> PROBLEM REQUIREMENTS: Transcribe the listing that follows character for character, keeping every line and its order unchanged.

> RECORDS FOR THIS TASK:
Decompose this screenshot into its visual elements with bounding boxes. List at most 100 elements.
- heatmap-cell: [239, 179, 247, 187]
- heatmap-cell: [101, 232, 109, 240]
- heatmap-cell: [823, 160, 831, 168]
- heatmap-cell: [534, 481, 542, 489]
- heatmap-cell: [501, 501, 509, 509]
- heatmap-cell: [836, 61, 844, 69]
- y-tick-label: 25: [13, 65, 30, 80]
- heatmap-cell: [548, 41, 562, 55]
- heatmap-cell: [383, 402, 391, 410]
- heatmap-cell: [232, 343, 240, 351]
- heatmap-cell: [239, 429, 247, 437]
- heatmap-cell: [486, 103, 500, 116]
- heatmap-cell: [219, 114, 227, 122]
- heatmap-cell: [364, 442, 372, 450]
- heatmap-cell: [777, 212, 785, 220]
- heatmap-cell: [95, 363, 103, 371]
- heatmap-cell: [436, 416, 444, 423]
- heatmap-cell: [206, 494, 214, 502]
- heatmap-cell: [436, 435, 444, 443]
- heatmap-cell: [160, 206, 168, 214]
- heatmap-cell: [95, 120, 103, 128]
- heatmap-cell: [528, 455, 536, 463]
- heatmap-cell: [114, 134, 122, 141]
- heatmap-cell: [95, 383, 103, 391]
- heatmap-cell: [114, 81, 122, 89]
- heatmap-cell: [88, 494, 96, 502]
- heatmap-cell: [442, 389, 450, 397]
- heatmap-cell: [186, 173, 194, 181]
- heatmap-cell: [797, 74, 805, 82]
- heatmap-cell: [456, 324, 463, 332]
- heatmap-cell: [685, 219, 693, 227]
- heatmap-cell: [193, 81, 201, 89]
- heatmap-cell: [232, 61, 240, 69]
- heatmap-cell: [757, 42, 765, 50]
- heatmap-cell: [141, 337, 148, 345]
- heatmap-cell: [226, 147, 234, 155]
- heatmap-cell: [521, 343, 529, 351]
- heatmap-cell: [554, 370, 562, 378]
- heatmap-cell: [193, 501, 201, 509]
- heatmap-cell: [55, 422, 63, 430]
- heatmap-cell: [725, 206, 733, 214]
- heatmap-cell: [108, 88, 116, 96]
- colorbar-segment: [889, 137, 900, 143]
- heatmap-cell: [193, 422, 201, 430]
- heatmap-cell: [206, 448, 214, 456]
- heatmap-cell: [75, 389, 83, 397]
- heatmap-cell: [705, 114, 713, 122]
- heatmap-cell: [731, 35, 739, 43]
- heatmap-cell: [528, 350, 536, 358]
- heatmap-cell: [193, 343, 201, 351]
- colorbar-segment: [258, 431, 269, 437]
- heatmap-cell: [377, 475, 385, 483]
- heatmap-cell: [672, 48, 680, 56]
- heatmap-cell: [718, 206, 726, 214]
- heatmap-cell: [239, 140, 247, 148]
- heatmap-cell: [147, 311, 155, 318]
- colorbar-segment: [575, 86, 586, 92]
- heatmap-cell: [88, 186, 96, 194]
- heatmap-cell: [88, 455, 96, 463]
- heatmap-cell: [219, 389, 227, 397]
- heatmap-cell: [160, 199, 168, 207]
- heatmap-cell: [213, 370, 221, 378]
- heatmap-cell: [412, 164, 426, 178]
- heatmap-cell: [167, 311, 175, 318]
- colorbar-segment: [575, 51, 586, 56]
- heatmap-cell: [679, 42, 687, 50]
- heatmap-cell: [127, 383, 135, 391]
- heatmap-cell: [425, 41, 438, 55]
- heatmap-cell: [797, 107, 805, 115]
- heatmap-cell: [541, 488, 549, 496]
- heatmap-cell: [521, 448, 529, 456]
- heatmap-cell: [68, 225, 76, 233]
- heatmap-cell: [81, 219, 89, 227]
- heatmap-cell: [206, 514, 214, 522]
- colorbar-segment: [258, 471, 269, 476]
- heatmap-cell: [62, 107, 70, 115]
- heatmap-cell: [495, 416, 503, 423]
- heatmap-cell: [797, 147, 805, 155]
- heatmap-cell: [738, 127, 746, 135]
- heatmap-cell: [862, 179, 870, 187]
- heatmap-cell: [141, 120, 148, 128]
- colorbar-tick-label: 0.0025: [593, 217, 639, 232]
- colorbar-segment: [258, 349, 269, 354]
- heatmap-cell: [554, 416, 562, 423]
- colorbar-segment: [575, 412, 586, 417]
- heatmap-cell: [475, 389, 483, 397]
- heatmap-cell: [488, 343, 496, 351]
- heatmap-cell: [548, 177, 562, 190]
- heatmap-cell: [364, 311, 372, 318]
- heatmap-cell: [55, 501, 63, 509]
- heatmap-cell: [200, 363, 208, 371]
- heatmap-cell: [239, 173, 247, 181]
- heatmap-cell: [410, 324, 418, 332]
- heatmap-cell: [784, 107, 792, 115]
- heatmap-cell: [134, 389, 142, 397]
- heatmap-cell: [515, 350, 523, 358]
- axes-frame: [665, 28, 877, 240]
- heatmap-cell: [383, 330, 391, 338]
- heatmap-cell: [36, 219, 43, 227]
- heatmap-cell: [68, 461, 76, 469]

> CORRECT RESPONSE:
Decompose this screenshot into its visual elements with bounding boxes. List at most 100 elements.
- heatmap-cell: [239, 179, 247, 187]
- heatmap-cell: [101, 232, 109, 240]
- heatmap-cell: [823, 160, 831, 168]
- heatmap-cell: [534, 481, 542, 489]
- heatmap-cell: [501, 501, 509, 509]
- heatmap-cell: [836, 61, 844, 69]
- y-tick-label: 25: [13, 65, 30, 80]
- heatmap-cell: [548, 41, 562, 55]
- heatmap-cell: [383, 402, 391, 410]
- heatmap-cell: [232, 343, 240, 351]
- heatmap-cell: [239, 429, 247, 437]
- heatmap-cell: [486, 103, 500, 116]
- heatmap-cell: [219, 114, 227, 122]
- heatmap-cell: [364, 442, 372, 450]
- heatmap-cell: [777, 212, 785, 220]
- heatmap-cell: [95, 363, 103, 371]
- heatmap-cell: [436, 416, 444, 423]
- heatmap-cell: [206, 494, 214, 502]
- heatmap-cell: [436, 435, 444, 443]
- heatmap-cell: [160, 206, 168, 214]
- heatmap-cell: [95, 120, 103, 128]
- heatmap-cell: [528, 455, 536, 463]
- heatmap-cell: [114, 134, 122, 141]
- heatmap-cell: [95, 383, 103, 391]
- heatmap-cell: [114, 81, 122, 89]
- heatmap-cell: [88, 494, 96, 502]
- heatmap-cell: [442, 389, 450, 397]
- heatmap-cell: [186, 173, 194, 181]
- heatmap-cell: [797, 74, 805, 82]
- heatmap-cell: [456, 324, 463, 332]
- heatmap-cell: [685, 219, 693, 227]
- heatmap-cell: [193, 81, 201, 89]
- heatmap-cell: [232, 61, 240, 69]
- heatmap-cell: [757, 42, 765, 50]
- heatmap-cell: [141, 337, 148, 345]
- heatmap-cell: [226, 147, 234, 155]
- heatmap-cell: [521, 343, 529, 351]
- heatmap-cell: [554, 370, 562, 378]
- heatmap-cell: [193, 501, 201, 509]
- heatmap-cell: [55, 422, 63, 430]
- heatmap-cell: [725, 206, 733, 214]
- heatmap-cell: [108, 88, 116, 96]
- colorbar-segment: [889, 137, 900, 143]
- heatmap-cell: [193, 422, 201, 430]
- heatmap-cell: [206, 448, 214, 456]
- heatmap-cell: [75, 389, 83, 397]
- heatmap-cell: [705, 114, 713, 122]
- heatmap-cell: [731, 35, 739, 43]
- heatmap-cell: [528, 350, 536, 358]
- heatmap-cell: [193, 343, 201, 351]
- colorbar-segment: [258, 431, 269, 437]
- heatmap-cell: [377, 475, 385, 483]
- heatmap-cell: [672, 48, 680, 56]
- heatmap-cell: [718, 206, 726, 214]
- heatmap-cell: [239, 140, 247, 148]
- heatmap-cell: [147, 311, 155, 318]
- colorbar-segment: [575, 86, 586, 92]
- heatmap-cell: [88, 186, 96, 194]
- heatmap-cell: [88, 455, 96, 463]
- heatmap-cell: [219, 389, 227, 397]
- heatmap-cell: [160, 199, 168, 207]
- heatmap-cell: [213, 370, 221, 378]
- heatmap-cell: [412, 164, 426, 178]
- heatmap-cell: [167, 311, 175, 318]
- colorbar-segment: [575, 51, 586, 56]
- heatmap-cell: [679, 42, 687, 50]
- heatmap-cell: [127, 383, 135, 391]
- heatmap-cell: [425, 41, 438, 55]
- heatmap-cell: [797, 107, 805, 115]
- heatmap-cell: [541, 488, 549, 496]
- heatmap-cell: [521, 448, 529, 456]
- heatmap-cell: [68, 225, 76, 233]
- heatmap-cell: [81, 219, 89, 227]
- heatmap-cell: [206, 514, 214, 522]
- colorbar-segment: [258, 471, 269, 476]
- heatmap-cell: [62, 107, 70, 115]
- heatmap-cell: [495, 416, 503, 423]
- heatmap-cell: [797, 147, 805, 155]
- heatmap-cell: [738, 127, 746, 135]
- heatmap-cell: [862, 179, 870, 187]
- heatmap-cell: [141, 120, 148, 128]
- colorbar-tick-label: 0.0025: [593, 217, 639, 232]
- colorbar-segment: [258, 349, 269, 354]
- heatmap-cell: [554, 416, 562, 423]
- colorbar-segment: [575, 412, 586, 417]
- heatmap-cell: [475, 389, 483, 397]
- heatmap-cell: [488, 343, 496, 351]
- heatmap-cell: [548, 177, 562, 190]
- heatmap-cell: [364, 311, 372, 318]
- heatmap-cell: [55, 501, 63, 509]
- heatmap-cell: [200, 363, 208, 371]
- heatmap-cell: [239, 173, 247, 181]
- heatmap-cell: [410, 324, 418, 332]
- heatmap-cell: [784, 107, 792, 115]
- heatmap-cell: [134, 389, 142, 397]
- heatmap-cell: [515, 350, 523, 358]
- axes-frame: [665, 28, 877, 240]
- heatmap-cell: [383, 330, 391, 338]
- heatmap-cell: [36, 219, 43, 227]
- heatmap-cell: [68, 461, 76, 469]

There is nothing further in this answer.